> [Stored rows]
----------------------------------------

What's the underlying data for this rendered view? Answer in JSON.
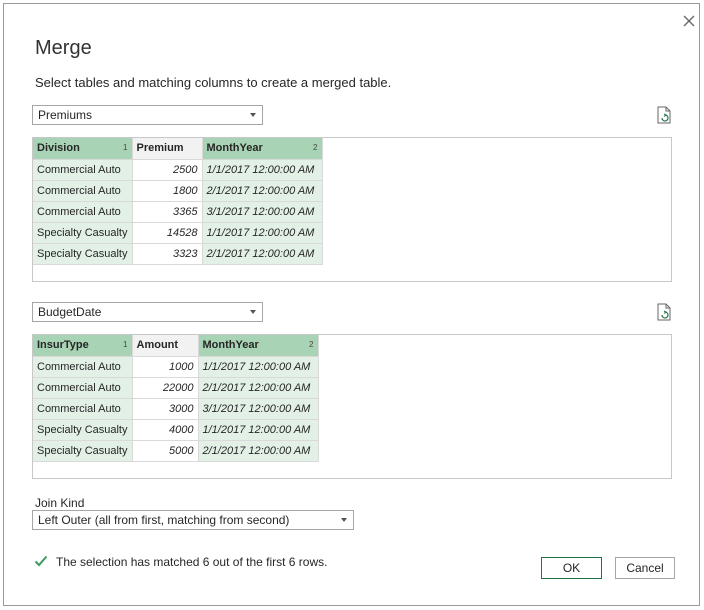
{
  "dialog": {
    "title": "Merge",
    "subtitle": "Select tables and matching columns to create a merged table."
  },
  "table1": {
    "selected": "Premiums",
    "columns": [
      {
        "name": "Division",
        "index": "1"
      },
      {
        "name": "Premium",
        "index": ""
      },
      {
        "name": "MonthYear",
        "index": "2"
      }
    ],
    "rows": [
      [
        "Commercial Auto",
        "2500",
        "1/1/2017 12:00:00 AM"
      ],
      [
        "Commercial Auto",
        "1800",
        "2/1/2017 12:00:00 AM"
      ],
      [
        "Commercial Auto",
        "3365",
        "3/1/2017 12:00:00 AM"
      ],
      [
        "Specialty Casualty",
        "14528",
        "1/1/2017 12:00:00 AM"
      ],
      [
        "Specialty Casualty",
        "3323",
        "2/1/2017 12:00:00 AM"
      ]
    ]
  },
  "table2": {
    "selected": "BudgetDate",
    "columns": [
      {
        "name": "InsurType",
        "index": "1"
      },
      {
        "name": "Amount",
        "index": ""
      },
      {
        "name": "MonthYear",
        "index": "2"
      }
    ],
    "rows": [
      [
        "Commercial Auto",
        "1000",
        "1/1/2017 12:00:00 AM"
      ],
      [
        "Commercial Auto",
        "22000",
        "2/1/2017 12:00:00 AM"
      ],
      [
        "Commercial Auto",
        "3000",
        "3/1/2017 12:00:00 AM"
      ],
      [
        "Specialty Casualty",
        "4000",
        "1/1/2017 12:00:00 AM"
      ],
      [
        "Specialty Casualty",
        "5000",
        "2/1/2017 12:00:00 AM"
      ]
    ]
  },
  "join": {
    "label": "Join Kind",
    "selected": "Left Outer (all from first, matching from second)"
  },
  "status": "The selection has matched 6 out of the first 6 rows.",
  "buttons": {
    "ok": "OK",
    "cancel": "Cancel"
  },
  "colors": {
    "accent": "#217346",
    "selected_header": "#a9d3b5",
    "selected_cell": "#e2f0e6",
    "check": "#3a9a5b"
  },
  "icons": {
    "close": "close-icon",
    "refresh": "refresh-document-icon",
    "check": "checkmark-icon",
    "dropdown": "chevron-down-icon"
  }
}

----------------------------------------

> [Problem description]
Reproduce the listing exactly. Leave its pictures out.

> [Reply to the exercise]
What's the underlying data for this rendered view? Answer in JSON.
{
  "dialog": {
    "title": "Merge",
    "subtitle": "Select tables and matching columns to create a merged table."
  },
  "table1": {
    "selected": "Premiums",
    "columns": [
      {
        "name": "Division",
        "index": "1"
      },
      {
        "name": "Premium",
        "index": ""
      },
      {
        "name": "MonthYear",
        "index": "2"
      }
    ],
    "rows": [
      [
        "Commercial Auto",
        "2500",
        "1/1/2017 12:00:00 AM"
      ],
      [
        "Commercial Auto",
        "1800",
        "2/1/2017 12:00:00 AM"
      ],
      [
        "Commercial Auto",
        "3365",
        "3/1/2017 12:00:00 AM"
      ],
      [
        "Specialty Casualty",
        "14528",
        "1/1/2017 12:00:00 AM"
      ],
      [
        "Specialty Casualty",
        "3323",
        "2/1/2017 12:00:00 AM"
      ]
    ]
  },
  "table2": {
    "selected": "BudgetDate",
    "columns": [
      {
        "name": "InsurType",
        "index": "1"
      },
      {
        "name": "Amount",
        "index": ""
      },
      {
        "name": "MonthYear",
        "index": "2"
      }
    ],
    "rows": [
      [
        "Commercial Auto",
        "1000",
        "1/1/2017 12:00:00 AM"
      ],
      [
        "Commercial Auto",
        "22000",
        "2/1/2017 12:00:00 AM"
      ],
      [
        "Commercial Auto",
        "3000",
        "3/1/2017 12:00:00 AM"
      ],
      [
        "Specialty Casualty",
        "4000",
        "1/1/2017 12:00:00 AM"
      ],
      [
        "Specialty Casualty",
        "5000",
        "2/1/2017 12:00:00 AM"
      ]
    ]
  },
  "join": {
    "label": "Join Kind",
    "selected": "Left Outer (all from first, matching from second)"
  },
  "status": "The selection has matched 6 out of the first 6 rows.",
  "buttons": {
    "ok": "OK",
    "cancel": "Cancel"
  },
  "colors": {
    "accent": "#217346",
    "selected_header": "#a9d3b5",
    "selected_cell": "#e2f0e6",
    "check": "#3a9a5b"
  },
  "icons": {
    "close": "close-icon",
    "refresh": "refresh-document-icon",
    "check": "checkmark-icon",
    "dropdown": "chevron-down-icon"
  }
}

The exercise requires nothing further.